[Problem] Reproduce all the entries exactly and keep the pictures out.
=== Exercise inputs ===
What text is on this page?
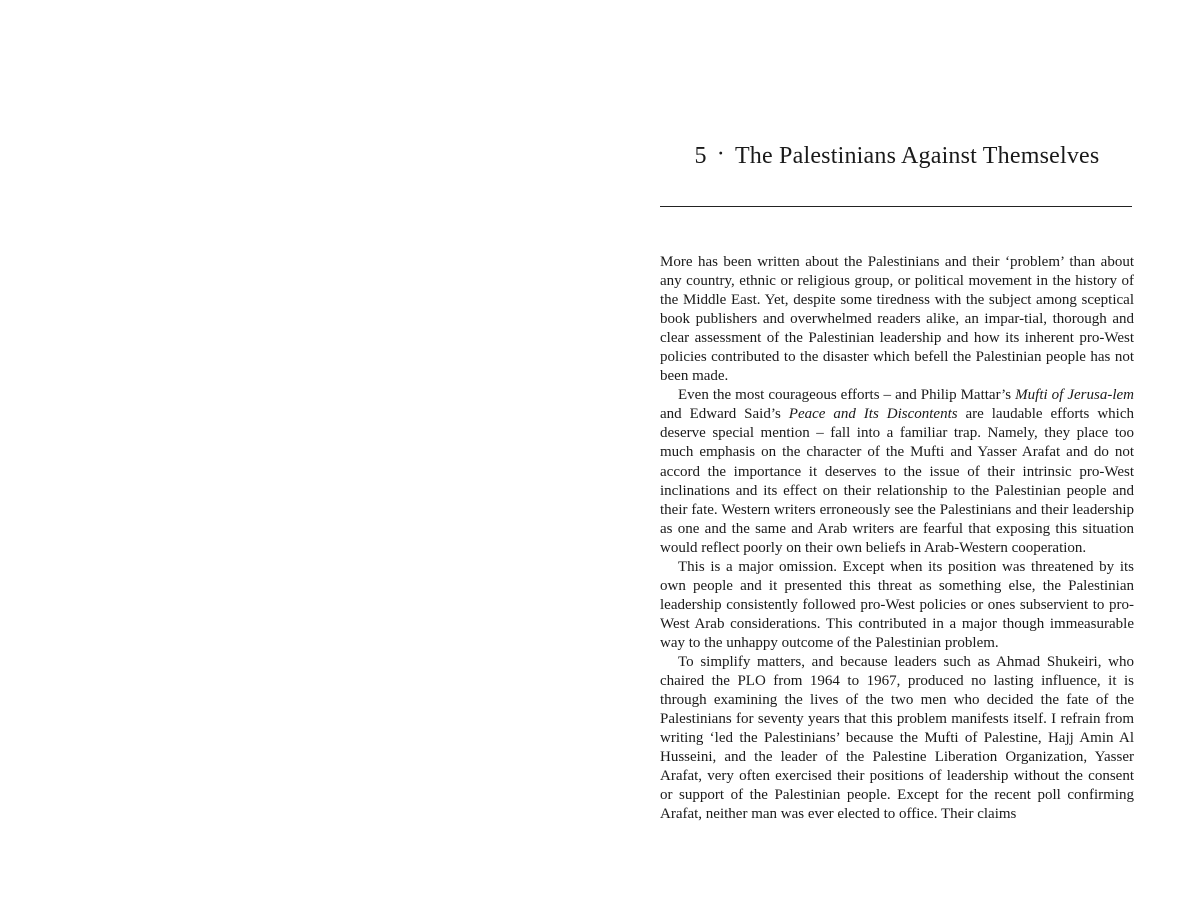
5 · The Palestinians Against Themselves

More has been written about the Palestinians and their ‘problem’ than about any country, ethnic or religious group, or political movement in the history of the Middle East. Yet, despite some tiredness with the subject among sceptical book publishers and overwhelmed readers alike, an impar-tial, thorough and clear assessment of the Palestinian leadership and how its inherent pro-West policies contributed to the disaster which befell the Palestinian people has not been made.

Even the most courageous efforts – and Philip Mattar’s Mufti of Jerusa-lem and Edward Said’s Peace and Its Discontents are laudable efforts which deserve special mention – fall into a familiar trap. Namely, they place too much emphasis on the character of the Mufti and Yasser Arafat and do not accord the importance it deserves to the issue of their intrinsic pro-West inclinations and its effect on their relationship to the Palestinian people and their fate. Western writers erroneously see the Palestinians and their leadership as one and the same and Arab writers are fearful that exposing this situation would reflect poorly on their own beliefs in Arab-Western cooperation.

This is a major omission. Except when its position was threatened by its own people and it presented this threat as something else, the Palestinian leadership consistently followed pro-West policies or ones subservient to pro-West Arab considerations. This contributed in a major though immeasurable way to the unhappy outcome of the Palestinian problem.

To simplify matters, and because leaders such as Ahmad Shukeiri, who chaired the PLO from 1964 to 1967, produced no lasting influence, it is through examining the lives of the two men who decided the fate of the Palestinians for seventy years that this problem manifests itself. I refrain from writing ‘led the Palestinians’ because the Mufti of Palestine, Hajj Amin Al Husseini, and the leader of the Palestine Liberation Organization, Yasser Arafat, very often exercised their positions of leadership without the consent or support of the Palestinian people. Except for the recent poll confirming Arafat, neither man was ever elected to office. Their claims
===
[Result of this task]
What text is on this page?
5 · The Palestinians Against Themselves

More has been written about the Palestinians and their ‘problem’ than about any country, ethnic or religious group, or political movement in the history of the Middle East. Yet, despite some tiredness with the subject among sceptical book publishers and overwhelmed readers alike, an impar-tial, thorough and clear assessment of the Palestinian leadership and how its inherent pro-West policies contributed to the disaster which befell the Palestinian people has not been made.

Even the most courageous efforts – and Philip Mattar’s Mufti of Jerusa-lem and Edward Said’s Peace and Its Discontents are laudable efforts which deserve special mention – fall into a familiar trap. Namely, they place too much emphasis on the character of the Mufti and Yasser Arafat and do not accord the importance it deserves to the issue of their intrinsic pro-West inclinations and its effect on their relationship to the Palestinian people and their fate. Western writers erroneously see the Palestinians and their leadership as one and the same and Arab writers are fearful that exposing this situation would reflect poorly on their own beliefs in Arab-Western cooperation.

This is a major omission. Except when its position was threatened by its own people and it presented this threat as something else, the Palestinian leadership consistently followed pro-West policies or ones subservient to pro-West Arab considerations. This contributed in a major though immeasurable way to the unhappy outcome of the Palestinian problem.

To simplify matters, and because leaders such as Ahmad Shukeiri, who chaired the PLO from 1964 to 1967, produced no lasting influence, it is through examining the lives of the two men who decided the fate of the Palestinians for seventy years that this problem manifests itself. I refrain from writing ‘led the Palestinians’ because the Mufti of Palestine, Hajj Amin Al Husseini, and the leader of the Palestine Liberation Organization, Yasser Arafat, very often exercised their positions of leadership without the consent or support of the Palestinian people. Except for the recent poll confirming Arafat, neither man was ever elected to office. Their claims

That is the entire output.